(Some records)

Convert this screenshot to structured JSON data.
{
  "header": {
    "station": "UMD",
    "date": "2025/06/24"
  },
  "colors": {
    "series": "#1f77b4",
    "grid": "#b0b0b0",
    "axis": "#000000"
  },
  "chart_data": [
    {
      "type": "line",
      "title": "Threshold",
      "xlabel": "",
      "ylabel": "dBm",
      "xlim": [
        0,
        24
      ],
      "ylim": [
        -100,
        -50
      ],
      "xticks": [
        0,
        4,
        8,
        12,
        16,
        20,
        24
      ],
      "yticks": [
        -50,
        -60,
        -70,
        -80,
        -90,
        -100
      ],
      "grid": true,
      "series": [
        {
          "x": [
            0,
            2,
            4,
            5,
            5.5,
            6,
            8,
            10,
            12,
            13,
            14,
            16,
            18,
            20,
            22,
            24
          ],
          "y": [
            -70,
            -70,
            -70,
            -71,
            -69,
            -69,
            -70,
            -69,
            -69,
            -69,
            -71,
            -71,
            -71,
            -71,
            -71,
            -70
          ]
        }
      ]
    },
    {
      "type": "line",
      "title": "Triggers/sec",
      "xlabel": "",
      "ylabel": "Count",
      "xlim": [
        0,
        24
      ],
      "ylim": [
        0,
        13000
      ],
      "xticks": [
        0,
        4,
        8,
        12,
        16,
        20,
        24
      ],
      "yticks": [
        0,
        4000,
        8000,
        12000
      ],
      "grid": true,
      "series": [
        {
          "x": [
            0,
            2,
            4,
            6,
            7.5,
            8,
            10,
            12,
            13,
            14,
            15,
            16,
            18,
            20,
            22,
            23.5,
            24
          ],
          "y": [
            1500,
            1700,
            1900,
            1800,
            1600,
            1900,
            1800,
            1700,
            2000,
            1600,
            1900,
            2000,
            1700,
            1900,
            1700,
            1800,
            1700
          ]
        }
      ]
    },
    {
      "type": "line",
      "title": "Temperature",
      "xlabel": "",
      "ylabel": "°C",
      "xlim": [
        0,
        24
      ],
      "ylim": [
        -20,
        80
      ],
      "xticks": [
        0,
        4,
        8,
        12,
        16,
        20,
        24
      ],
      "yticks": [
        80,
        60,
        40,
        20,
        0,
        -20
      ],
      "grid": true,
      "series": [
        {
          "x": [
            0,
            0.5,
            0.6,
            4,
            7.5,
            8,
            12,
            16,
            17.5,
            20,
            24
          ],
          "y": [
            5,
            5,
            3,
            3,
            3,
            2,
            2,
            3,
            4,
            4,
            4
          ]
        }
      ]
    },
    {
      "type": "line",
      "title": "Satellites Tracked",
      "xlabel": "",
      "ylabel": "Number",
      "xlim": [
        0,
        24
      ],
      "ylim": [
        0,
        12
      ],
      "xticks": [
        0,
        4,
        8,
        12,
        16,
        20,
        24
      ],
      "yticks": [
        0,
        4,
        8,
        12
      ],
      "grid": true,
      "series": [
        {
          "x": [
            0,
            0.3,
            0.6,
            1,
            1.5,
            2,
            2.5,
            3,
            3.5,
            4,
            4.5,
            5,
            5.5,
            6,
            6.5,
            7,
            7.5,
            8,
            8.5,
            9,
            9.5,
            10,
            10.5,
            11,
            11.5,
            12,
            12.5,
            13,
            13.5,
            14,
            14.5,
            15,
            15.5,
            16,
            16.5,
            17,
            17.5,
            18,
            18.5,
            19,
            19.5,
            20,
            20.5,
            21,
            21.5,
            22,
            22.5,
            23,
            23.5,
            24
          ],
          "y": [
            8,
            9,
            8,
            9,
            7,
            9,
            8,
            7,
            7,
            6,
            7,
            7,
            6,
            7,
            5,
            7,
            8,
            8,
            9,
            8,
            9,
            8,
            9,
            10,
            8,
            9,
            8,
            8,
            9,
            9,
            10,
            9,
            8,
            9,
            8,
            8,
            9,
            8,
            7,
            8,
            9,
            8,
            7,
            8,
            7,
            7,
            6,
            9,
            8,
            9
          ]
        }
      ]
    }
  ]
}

### Exercise
Output all of the data again. Match it exactly.

### Result below
Convert this screenshot to structured JSON data.
{
  "header": {
    "station": "UMD",
    "date": "2025/06/24"
  },
  "colors": {
    "series": "#1f77b4",
    "grid": "#b0b0b0",
    "axis": "#000000"
  },
  "chart_data": [
    {
      "type": "line",
      "title": "Threshold",
      "xlabel": "",
      "ylabel": "dBm",
      "xlim": [
        0,
        24
      ],
      "ylim": [
        -100,
        -50
      ],
      "xticks": [
        0,
        4,
        8,
        12,
        16,
        20,
        24
      ],
      "yticks": [
        -50,
        -60,
        -70,
        -80,
        -90,
        -100
      ],
      "grid": true,
      "series": [
        {
          "x": [
            0,
            2,
            4,
            5,
            5.5,
            6,
            8,
            10,
            12,
            13,
            14,
            16,
            18,
            20,
            22,
            24
          ],
          "y": [
            -70,
            -70,
            -70,
            -71,
            -69,
            -69,
            -70,
            -69,
            -69,
            -69,
            -71,
            -71,
            -71,
            -71,
            -71,
            -70
          ]
        }
      ]
    },
    {
      "type": "line",
      "title": "Triggers/sec",
      "xlabel": "",
      "ylabel": "Count",
      "xlim": [
        0,
        24
      ],
      "ylim": [
        0,
        13000
      ],
      "xticks": [
        0,
        4,
        8,
        12,
        16,
        20,
        24
      ],
      "yticks": [
        0,
        4000,
        8000,
        12000
      ],
      "grid": true,
      "series": [
        {
          "x": [
            0,
            2,
            4,
            6,
            7.5,
            8,
            10,
            12,
            13,
            14,
            15,
            16,
            18,
            20,
            22,
            23.5,
            24
          ],
          "y": [
            1500,
            1700,
            1900,
            1800,
            1600,
            1900,
            1800,
            1700,
            2000,
            1600,
            1900,
            2000,
            1700,
            1900,
            1700,
            1800,
            1700
          ]
        }
      ]
    },
    {
      "type": "line",
      "title": "Temperature",
      "xlabel": "",
      "ylabel": "°C",
      "xlim": [
        0,
        24
      ],
      "ylim": [
        -20,
        80
      ],
      "xticks": [
        0,
        4,
        8,
        12,
        16,
        20,
        24
      ],
      "yticks": [
        80,
        60,
        40,
        20,
        0,
        -20
      ],
      "grid": true,
      "series": [
        {
          "x": [
            0,
            0.5,
            0.6,
            4,
            7.5,
            8,
            12,
            16,
            17.5,
            20,
            24
          ],
          "y": [
            5,
            5,
            3,
            3,
            3,
            2,
            2,
            3,
            4,
            4,
            4
          ]
        }
      ]
    },
    {
      "type": "line",
      "title": "Satellites Tracked",
      "xlabel": "",
      "ylabel": "Number",
      "xlim": [
        0,
        24
      ],
      "ylim": [
        0,
        12
      ],
      "xticks": [
        0,
        4,
        8,
        12,
        16,
        20,
        24
      ],
      "yticks": [
        0,
        4,
        8,
        12
      ],
      "grid": true,
      "series": [
        {
          "x": [
            0,
            0.3,
            0.6,
            1,
            1.5,
            2,
            2.5,
            3,
            3.5,
            4,
            4.5,
            5,
            5.5,
            6,
            6.5,
            7,
            7.5,
            8,
            8.5,
            9,
            9.5,
            10,
            10.5,
            11,
            11.5,
            12,
            12.5,
            13,
            13.5,
            14,
            14.5,
            15,
            15.5,
            16,
            16.5,
            17,
            17.5,
            18,
            18.5,
            19,
            19.5,
            20,
            20.5,
            21,
            21.5,
            22,
            22.5,
            23,
            23.5,
            24
          ],
          "y": [
            8,
            9,
            8,
            9,
            7,
            9,
            8,
            7,
            7,
            6,
            7,
            7,
            6,
            7,
            5,
            7,
            8,
            8,
            9,
            8,
            9,
            8,
            9,
            10,
            8,
            9,
            8,
            8,
            9,
            9,
            10,
            9,
            8,
            9,
            8,
            8,
            9,
            8,
            7,
            8,
            9,
            8,
            7,
            8,
            7,
            7,
            6,
            9,
            8,
            9
          ]
        }
      ]
    }
  ]
}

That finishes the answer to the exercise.